* _WHAT TO DO_: Return all lines that include the string "JSON".

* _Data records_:
--- START ---
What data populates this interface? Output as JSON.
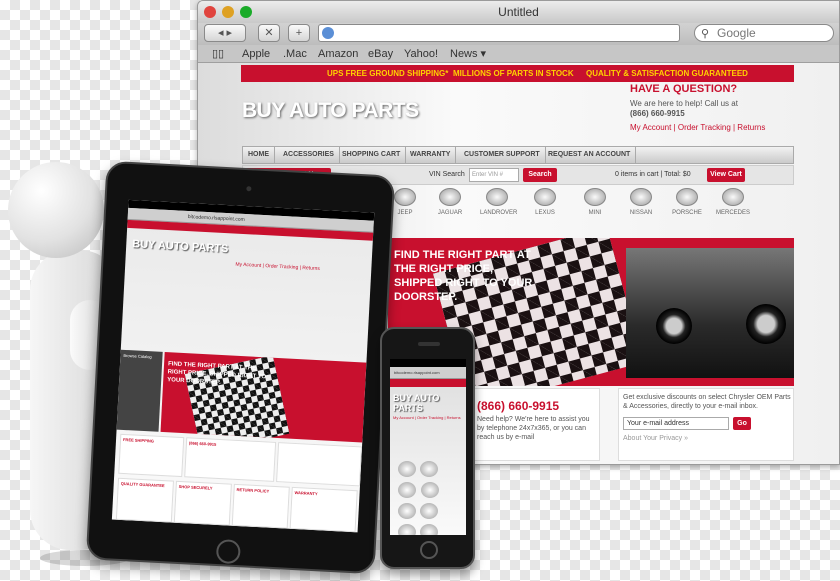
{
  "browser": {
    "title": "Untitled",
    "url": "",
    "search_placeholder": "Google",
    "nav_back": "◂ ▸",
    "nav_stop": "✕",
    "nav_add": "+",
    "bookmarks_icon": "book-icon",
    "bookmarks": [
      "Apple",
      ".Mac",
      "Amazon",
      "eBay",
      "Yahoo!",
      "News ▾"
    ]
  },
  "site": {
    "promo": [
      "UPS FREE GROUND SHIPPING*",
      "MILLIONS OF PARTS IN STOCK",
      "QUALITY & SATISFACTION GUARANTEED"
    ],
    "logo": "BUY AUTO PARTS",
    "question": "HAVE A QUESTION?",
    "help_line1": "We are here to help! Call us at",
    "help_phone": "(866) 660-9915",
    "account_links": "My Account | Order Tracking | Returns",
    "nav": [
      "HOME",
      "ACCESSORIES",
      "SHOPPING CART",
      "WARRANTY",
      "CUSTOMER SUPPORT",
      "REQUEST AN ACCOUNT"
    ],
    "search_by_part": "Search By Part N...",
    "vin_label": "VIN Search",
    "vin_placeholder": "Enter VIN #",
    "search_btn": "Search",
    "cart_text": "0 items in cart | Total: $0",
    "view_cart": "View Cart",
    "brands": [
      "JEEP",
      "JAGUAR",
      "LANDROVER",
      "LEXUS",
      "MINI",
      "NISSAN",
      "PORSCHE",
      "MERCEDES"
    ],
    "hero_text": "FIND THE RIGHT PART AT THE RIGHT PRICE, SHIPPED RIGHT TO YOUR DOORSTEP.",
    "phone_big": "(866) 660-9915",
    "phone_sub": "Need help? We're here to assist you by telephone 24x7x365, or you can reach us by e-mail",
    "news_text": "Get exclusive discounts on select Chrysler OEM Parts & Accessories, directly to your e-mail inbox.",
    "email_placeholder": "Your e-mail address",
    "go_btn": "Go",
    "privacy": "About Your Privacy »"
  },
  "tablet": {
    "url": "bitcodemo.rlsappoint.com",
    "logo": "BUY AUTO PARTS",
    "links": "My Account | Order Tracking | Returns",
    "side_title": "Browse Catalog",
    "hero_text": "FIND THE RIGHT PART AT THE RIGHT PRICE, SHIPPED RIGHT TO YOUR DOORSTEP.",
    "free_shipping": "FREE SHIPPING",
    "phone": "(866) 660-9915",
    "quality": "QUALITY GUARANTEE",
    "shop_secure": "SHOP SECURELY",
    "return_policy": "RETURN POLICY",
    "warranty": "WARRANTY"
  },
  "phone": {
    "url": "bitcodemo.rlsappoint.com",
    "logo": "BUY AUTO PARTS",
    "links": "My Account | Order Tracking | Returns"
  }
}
--- END ---
--- START ---
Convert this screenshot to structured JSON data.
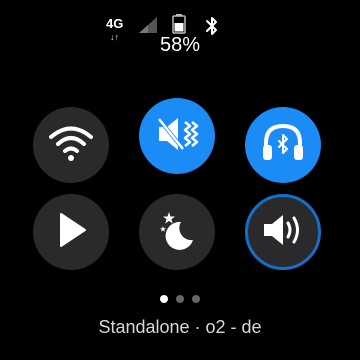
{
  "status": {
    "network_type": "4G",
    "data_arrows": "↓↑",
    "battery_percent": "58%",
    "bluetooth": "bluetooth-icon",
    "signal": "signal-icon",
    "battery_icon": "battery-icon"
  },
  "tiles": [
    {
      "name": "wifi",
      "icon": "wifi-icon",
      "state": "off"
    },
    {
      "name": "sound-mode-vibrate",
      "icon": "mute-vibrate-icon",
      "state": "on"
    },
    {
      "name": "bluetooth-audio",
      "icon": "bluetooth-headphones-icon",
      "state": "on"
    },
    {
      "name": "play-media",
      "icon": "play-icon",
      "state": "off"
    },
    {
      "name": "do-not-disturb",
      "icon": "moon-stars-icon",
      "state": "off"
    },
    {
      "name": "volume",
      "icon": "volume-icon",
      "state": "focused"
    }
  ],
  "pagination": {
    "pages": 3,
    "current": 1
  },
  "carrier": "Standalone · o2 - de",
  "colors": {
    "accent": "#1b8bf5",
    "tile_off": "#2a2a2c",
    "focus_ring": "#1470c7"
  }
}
--- END ---
* _ANSWER BELOW_:
What data populates this interface? Output as JSON.
Convert this screenshot to structured JSON data.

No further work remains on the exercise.